Start of Exercise inputs
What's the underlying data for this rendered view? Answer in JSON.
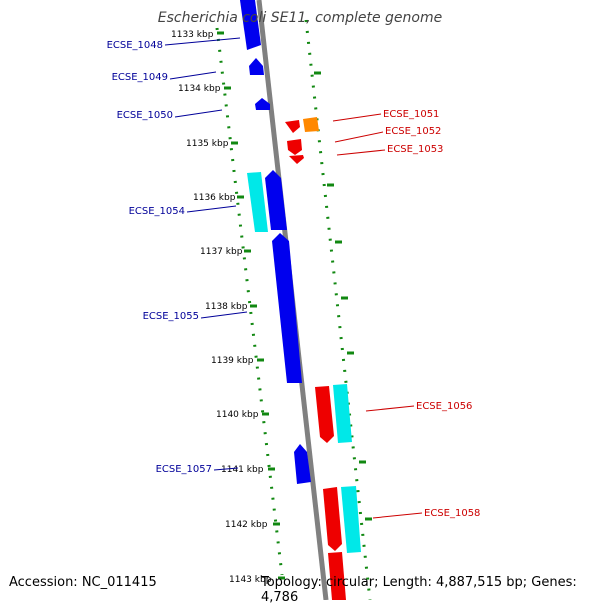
{
  "title": "Escherichia coli SE11, complete genome",
  "footer": {
    "accession": "Accession: NC_011415",
    "topology": "Topology: circular; Length: 4,887,515 bp; Genes: 4,786"
  },
  "colors": {
    "forward_gene": "#0000ee",
    "reverse_gene": "#ee0000",
    "rna_gene": "#00e8e8",
    "highlight_gene": "#ff8800",
    "forward_label": "#000099",
    "reverse_label": "#cc0000",
    "backbone": "#808080",
    "ruler_dots": "#118811"
  },
  "ruler_ticks": [
    {
      "label": "1133 kbp"
    },
    {
      "label": "1134 kbp"
    },
    {
      "label": "1135 kbp"
    },
    {
      "label": "1136 kbp"
    },
    {
      "label": "1137 kbp"
    },
    {
      "label": "1138 kbp"
    },
    {
      "label": "1139 kbp"
    },
    {
      "label": "1140 kbp"
    },
    {
      "label": "1141 kbp"
    },
    {
      "label": "1142 kbp"
    },
    {
      "label": "1143 kbp"
    }
  ],
  "gene_labels": {
    "left": [
      "ECSE_1048",
      "ECSE_1049",
      "ECSE_1050",
      "ECSE_1054",
      "ECSE_1055",
      "ECSE_1057"
    ],
    "right": [
      "ECSE_1051",
      "ECSE_1052",
      "ECSE_1053",
      "ECSE_1056",
      "ECSE_1058"
    ]
  }
}
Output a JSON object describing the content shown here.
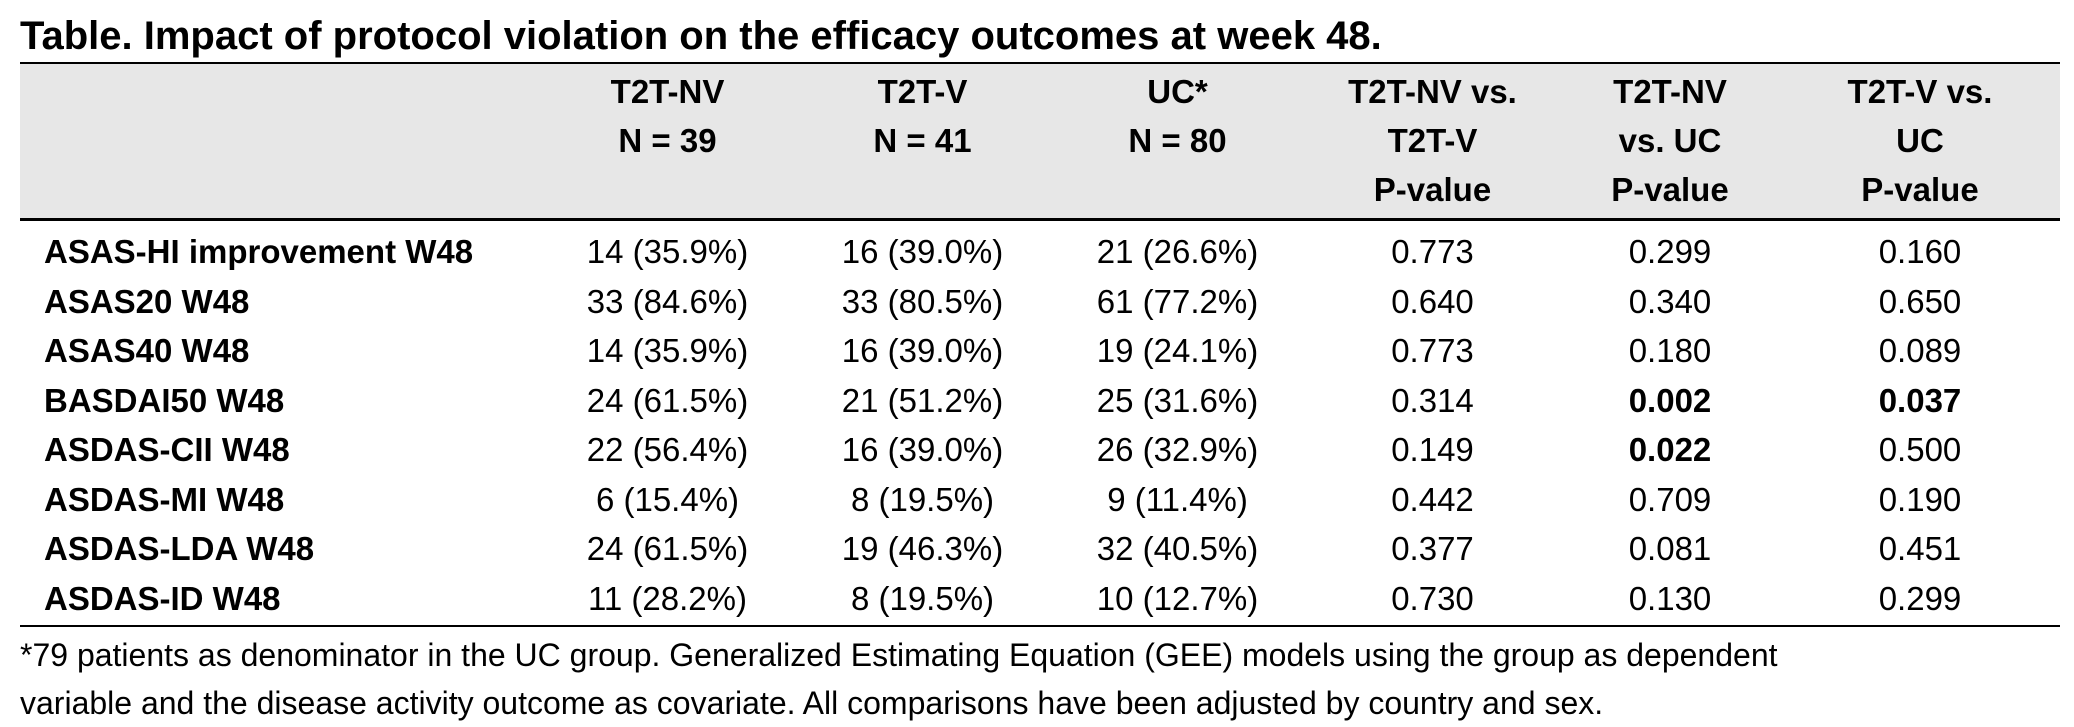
{
  "title": "Table. Impact of protocol violation on the efficacy outcomes at week 48.",
  "columns": [
    {
      "lines": [
        "",
        "",
        ""
      ]
    },
    {
      "lines": [
        "T2T-NV",
        "N = 39",
        ""
      ]
    },
    {
      "lines": [
        "T2T-V",
        "N = 41",
        ""
      ]
    },
    {
      "lines": [
        "UC*",
        "N = 80",
        ""
      ]
    },
    {
      "lines": [
        "T2T-NV vs.",
        "T2T-V",
        "P-value"
      ]
    },
    {
      "lines": [
        "T2T-NV",
        "vs. UC",
        "P-value"
      ]
    },
    {
      "lines": [
        "T2T-V vs.",
        "UC",
        "P-value"
      ]
    }
  ],
  "rows": [
    {
      "label": "ASAS-HI improvement W48",
      "cells": [
        "14 (35.9%)",
        "16 (39.0%)",
        "21 (26.6%)",
        "0.773",
        "0.299",
        "0.160"
      ],
      "bold": [
        false,
        false,
        false,
        false,
        false,
        false
      ]
    },
    {
      "label": "ASAS20 W48",
      "cells": [
        "33 (84.6%)",
        "33 (80.5%)",
        "61 (77.2%)",
        "0.640",
        "0.340",
        "0.650"
      ],
      "bold": [
        false,
        false,
        false,
        false,
        false,
        false
      ]
    },
    {
      "label": "ASAS40 W48",
      "cells": [
        "14 (35.9%)",
        "16 (39.0%)",
        "19 (24.1%)",
        "0.773",
        "0.180",
        "0.089"
      ],
      "bold": [
        false,
        false,
        false,
        false,
        false,
        false
      ]
    },
    {
      "label": "BASDAI50 W48",
      "cells": [
        "24 (61.5%)",
        "21 (51.2%)",
        "25 (31.6%)",
        "0.314",
        "0.002",
        "0.037"
      ],
      "bold": [
        false,
        false,
        false,
        false,
        true,
        true
      ]
    },
    {
      "label": "ASDAS-CII W48",
      "cells": [
        "22 (56.4%)",
        "16 (39.0%)",
        "26 (32.9%)",
        "0.149",
        "0.022",
        "0.500"
      ],
      "bold": [
        false,
        false,
        false,
        false,
        true,
        false
      ]
    },
    {
      "label": "ASDAS-MI W48",
      "cells": [
        "6 (15.4%)",
        "8 (19.5%)",
        "9 (11.4%)",
        "0.442",
        "0.709",
        "0.190"
      ],
      "bold": [
        false,
        false,
        false,
        false,
        false,
        false
      ]
    },
    {
      "label": "ASDAS-LDA W48",
      "cells": [
        "24 (61.5%)",
        "19 (46.3%)",
        "32 (40.5%)",
        "0.377",
        "0.081",
        "0.451"
      ],
      "bold": [
        false,
        false,
        false,
        false,
        false,
        false
      ]
    },
    {
      "label": "ASDAS-ID W48",
      "cells": [
        "11 (28.2%)",
        "8 (19.5%)",
        "10 (12.7%)",
        "0.730",
        "0.130",
        "0.299"
      ],
      "bold": [
        false,
        false,
        false,
        false,
        false,
        false
      ]
    }
  ],
  "footnote": {
    "line1": "*79 patients as denominator in the UC group. Generalized Estimating Equation (GEE) models using the group as dependent",
    "line2": "variable and the disease activity outcome as covariate. All comparisons have been adjusted by country and sex."
  }
}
End of Exercise inputs
Task:
The entries above need an exact copy without their pictures.

Output for this task:
What's the underlying data for this rendered view? Answer in JSON.
{
  "title": "Escherichia coli SE11, complete genome",
  "footer": {
    "accession": "Accession: NC_011415",
    "topology": "Topology: circular; Length: 4,887,515 bp; Genes: 4,786"
  },
  "colors": {
    "forward_gene": "#0000ee",
    "reverse_gene": "#ee0000",
    "rna_gene": "#00e8e8",
    "highlight_gene": "#ff8800",
    "forward_label": "#000099",
    "reverse_label": "#cc0000",
    "backbone": "#808080",
    "ruler_dots": "#118811"
  },
  "ruler_ticks": [
    {
      "label": "1133 kbp"
    },
    {
      "label": "1134 kbp"
    },
    {
      "label": "1135 kbp"
    },
    {
      "label": "1136 kbp"
    },
    {
      "label": "1137 kbp"
    },
    {
      "label": "1138 kbp"
    },
    {
      "label": "1139 kbp"
    },
    {
      "label": "1140 kbp"
    },
    {
      "label": "1141 kbp"
    },
    {
      "label": "1142 kbp"
    },
    {
      "label": "1143 kbp"
    }
  ],
  "gene_labels": {
    "left": [
      "ECSE_1048",
      "ECSE_1049",
      "ECSE_1050",
      "ECSE_1054",
      "ECSE_1055",
      "ECSE_1057"
    ],
    "right": [
      "ECSE_1051",
      "ECSE_1052",
      "ECSE_1053",
      "ECSE_1056",
      "ECSE_1058"
    ]
  }
}
Output a JSON object describing the content shown here.
{
  "title": "Table. Impact of protocol violation on the efficacy outcomes at week 48.",
  "columns": [
    {
      "lines": [
        "",
        "",
        ""
      ]
    },
    {
      "lines": [
        "T2T-NV",
        "N = 39",
        ""
      ]
    },
    {
      "lines": [
        "T2T-V",
        "N = 41",
        ""
      ]
    },
    {
      "lines": [
        "UC*",
        "N = 80",
        ""
      ]
    },
    {
      "lines": [
        "T2T-NV vs.",
        "T2T-V",
        "P-value"
      ]
    },
    {
      "lines": [
        "T2T-NV",
        "vs. UC",
        "P-value"
      ]
    },
    {
      "lines": [
        "T2T-V vs.",
        "UC",
        "P-value"
      ]
    }
  ],
  "rows": [
    {
      "label": "ASAS-HI improvement W48",
      "cells": [
        "14 (35.9%)",
        "16 (39.0%)",
        "21 (26.6%)",
        "0.773",
        "0.299",
        "0.160"
      ],
      "bold": [
        false,
        false,
        false,
        false,
        false,
        false
      ]
    },
    {
      "label": "ASAS20 W48",
      "cells": [
        "33 (84.6%)",
        "33 (80.5%)",
        "61 (77.2%)",
        "0.640",
        "0.340",
        "0.650"
      ],
      "bold": [
        false,
        false,
        false,
        false,
        false,
        false
      ]
    },
    {
      "label": "ASAS40 W48",
      "cells": [
        "14 (35.9%)",
        "16 (39.0%)",
        "19 (24.1%)",
        "0.773",
        "0.180",
        "0.089"
      ],
      "bold": [
        false,
        false,
        false,
        false,
        false,
        false
      ]
    },
    {
      "label": "BASDAI50 W48",
      "cells": [
        "24 (61.5%)",
        "21 (51.2%)",
        "25 (31.6%)",
        "0.314",
        "0.002",
        "0.037"
      ],
      "bold": [
        false,
        false,
        false,
        false,
        true,
        true
      ]
    },
    {
      "label": "ASDAS-CII W48",
      "cells": [
        "22 (56.4%)",
        "16 (39.0%)",
        "26 (32.9%)",
        "0.149",
        "0.022",
        "0.500"
      ],
      "bold": [
        false,
        false,
        false,
        false,
        true,
        false
      ]
    },
    {
      "label": "ASDAS-MI W48",
      "cells": [
        "6 (15.4%)",
        "8 (19.5%)",
        "9 (11.4%)",
        "0.442",
        "0.709",
        "0.190"
      ],
      "bold": [
        false,
        false,
        false,
        false,
        false,
        false
      ]
    },
    {
      "label": "ASDAS-LDA W48",
      "cells": [
        "24 (61.5%)",
        "19 (46.3%)",
        "32 (40.5%)",
        "0.377",
        "0.081",
        "0.451"
      ],
      "bold": [
        false,
        false,
        false,
        false,
        false,
        false
      ]
    },
    {
      "label": "ASDAS-ID W48",
      "cells": [
        "11 (28.2%)",
        "8 (19.5%)",
        "10 (12.7%)",
        "0.730",
        "0.130",
        "0.299"
      ],
      "bold": [
        false,
        false,
        false,
        false,
        false,
        false
      ]
    }
  ],
  "footnote": {
    "line1": "*79 patients as denominator in the UC group. Generalized Estimating Equation (GEE) models using the group as dependent",
    "line2": "variable and the disease activity outcome as covariate. All comparisons have been adjusted by country and sex."
  }
}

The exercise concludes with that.